Stated exercise: Leave the pictures out, and retype all of the material exactly as written.
━━━━━━━━━━━━━━━━━━━━
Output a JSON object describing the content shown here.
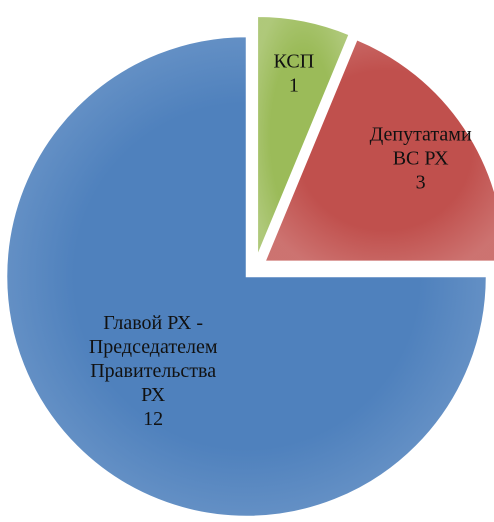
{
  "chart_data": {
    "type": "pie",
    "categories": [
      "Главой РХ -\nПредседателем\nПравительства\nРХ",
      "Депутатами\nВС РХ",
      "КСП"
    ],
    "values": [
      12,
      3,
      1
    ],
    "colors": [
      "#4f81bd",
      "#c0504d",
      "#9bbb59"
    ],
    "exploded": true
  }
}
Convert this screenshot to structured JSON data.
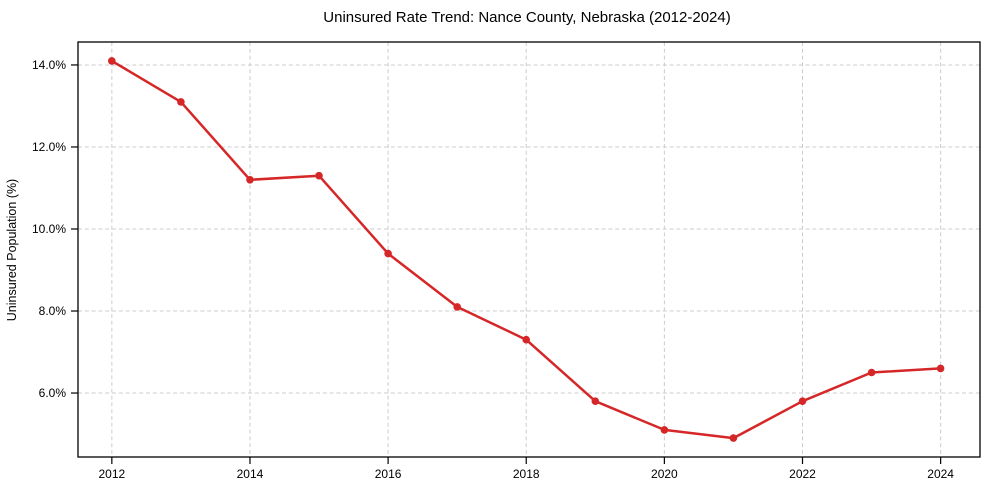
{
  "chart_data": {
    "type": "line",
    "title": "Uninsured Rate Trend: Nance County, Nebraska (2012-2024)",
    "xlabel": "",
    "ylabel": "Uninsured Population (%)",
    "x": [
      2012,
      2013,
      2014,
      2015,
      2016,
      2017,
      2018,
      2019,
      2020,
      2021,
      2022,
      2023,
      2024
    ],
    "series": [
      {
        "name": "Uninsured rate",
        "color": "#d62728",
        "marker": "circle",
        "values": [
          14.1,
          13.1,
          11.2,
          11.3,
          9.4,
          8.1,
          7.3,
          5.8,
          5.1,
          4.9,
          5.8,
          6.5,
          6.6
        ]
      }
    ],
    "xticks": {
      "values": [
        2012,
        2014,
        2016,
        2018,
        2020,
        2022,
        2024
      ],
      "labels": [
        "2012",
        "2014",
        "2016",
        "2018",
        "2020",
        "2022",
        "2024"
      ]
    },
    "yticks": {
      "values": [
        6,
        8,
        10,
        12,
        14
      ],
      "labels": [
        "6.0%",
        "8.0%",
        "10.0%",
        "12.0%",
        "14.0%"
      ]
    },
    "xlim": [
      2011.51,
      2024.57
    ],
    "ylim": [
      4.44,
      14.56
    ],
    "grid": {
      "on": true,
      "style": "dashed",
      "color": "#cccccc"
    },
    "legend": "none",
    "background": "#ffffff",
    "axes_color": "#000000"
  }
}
━━━━━━━━━━━━━━━━━━━━
Complete response:
Output a JSON object describing the content shown here.
{
  "chart_data": {
    "type": "pie",
    "categories": [
      "Главой РХ -\nПредседателем\nПравительства\nРХ",
      "Депутатами\nВС РХ",
      "КСП"
    ],
    "values": [
      12,
      3,
      1
    ],
    "colors": [
      "#4f81bd",
      "#c0504d",
      "#9bbb59"
    ],
    "exploded": true
  }
}
Convert this screenshot to structured JSON data.
{
  "chart_data": {
    "type": "line",
    "title": "Uninsured Rate Trend: Nance County, Nebraska (2012-2024)",
    "xlabel": "",
    "ylabel": "Uninsured Population (%)",
    "x": [
      2012,
      2013,
      2014,
      2015,
      2016,
      2017,
      2018,
      2019,
      2020,
      2021,
      2022,
      2023,
      2024
    ],
    "series": [
      {
        "name": "Uninsured rate",
        "color": "#d62728",
        "marker": "circle",
        "values": [
          14.1,
          13.1,
          11.2,
          11.3,
          9.4,
          8.1,
          7.3,
          5.8,
          5.1,
          4.9,
          5.8,
          6.5,
          6.6
        ]
      }
    ],
    "xticks": {
      "values": [
        2012,
        2014,
        2016,
        2018,
        2020,
        2022,
        2024
      ],
      "labels": [
        "2012",
        "2014",
        "2016",
        "2018",
        "2020",
        "2022",
        "2024"
      ]
    },
    "yticks": {
      "values": [
        6,
        8,
        10,
        12,
        14
      ],
      "labels": [
        "6.0%",
        "8.0%",
        "10.0%",
        "12.0%",
        "14.0%"
      ]
    },
    "xlim": [
      2011.51,
      2024.57
    ],
    "ylim": [
      4.44,
      14.56
    ],
    "grid": {
      "on": true,
      "style": "dashed",
      "color": "#cccccc"
    },
    "legend": "none",
    "background": "#ffffff",
    "axes_color": "#000000"
  }
}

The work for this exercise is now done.